===== Provided records

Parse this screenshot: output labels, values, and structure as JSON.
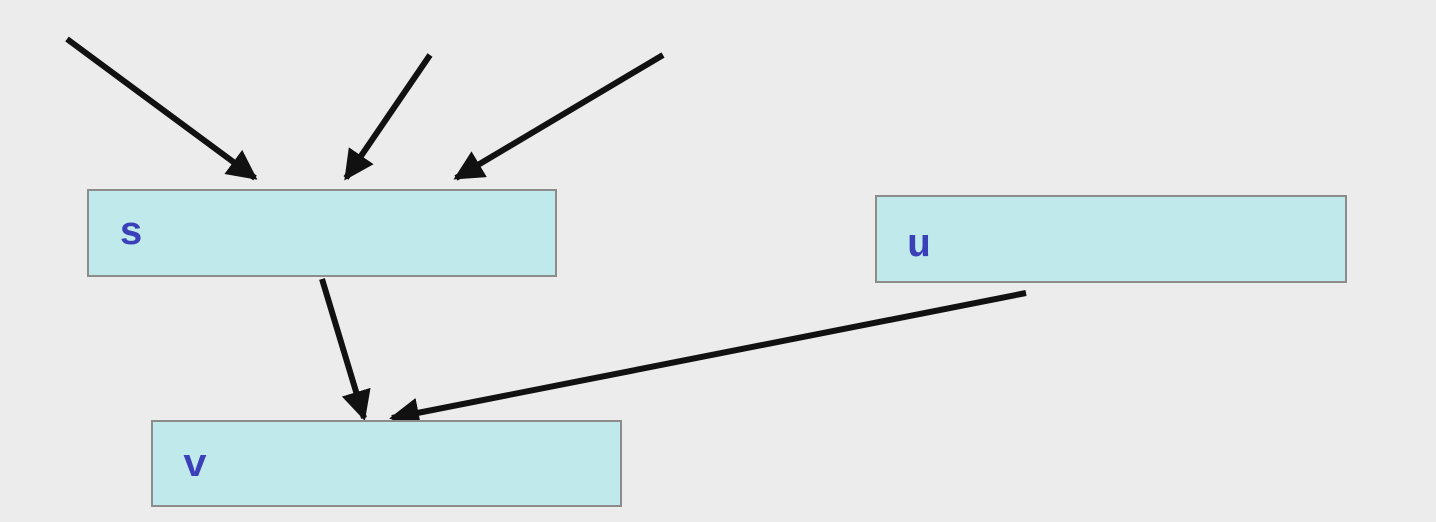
{
  "diagram": {
    "nodes": [
      {
        "id": "s",
        "label": "s"
      },
      {
        "id": "u",
        "label": "u"
      },
      {
        "id": "v",
        "label": "v"
      }
    ],
    "edges": [
      {
        "from": null,
        "to": "s"
      },
      {
        "from": null,
        "to": "s"
      },
      {
        "from": null,
        "to": "s"
      },
      {
        "from": "s",
        "to": "v"
      },
      {
        "from": "u",
        "to": "v"
      }
    ],
    "colors": {
      "background": "#ececec",
      "node_fill": "#bfe9ea",
      "node_border": "#8c8c8c",
      "label": "#3b3fb8",
      "edge": "#111111"
    }
  }
}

==========

• _What you have to do_: Copy every line of the data exactly as written, excluding the pictures.

• _Completed exercise_:
Parse this screenshot: output labels, values, and structure as JSON.
{
  "diagram": {
    "nodes": [
      {
        "id": "s",
        "label": "s"
      },
      {
        "id": "u",
        "label": "u"
      },
      {
        "id": "v",
        "label": "v"
      }
    ],
    "edges": [
      {
        "from": null,
        "to": "s"
      },
      {
        "from": null,
        "to": "s"
      },
      {
        "from": null,
        "to": "s"
      },
      {
        "from": "s",
        "to": "v"
      },
      {
        "from": "u",
        "to": "v"
      }
    ],
    "colors": {
      "background": "#ececec",
      "node_fill": "#bfe9ea",
      "node_border": "#8c8c8c",
      "label": "#3b3fb8",
      "edge": "#111111"
    }
  }
}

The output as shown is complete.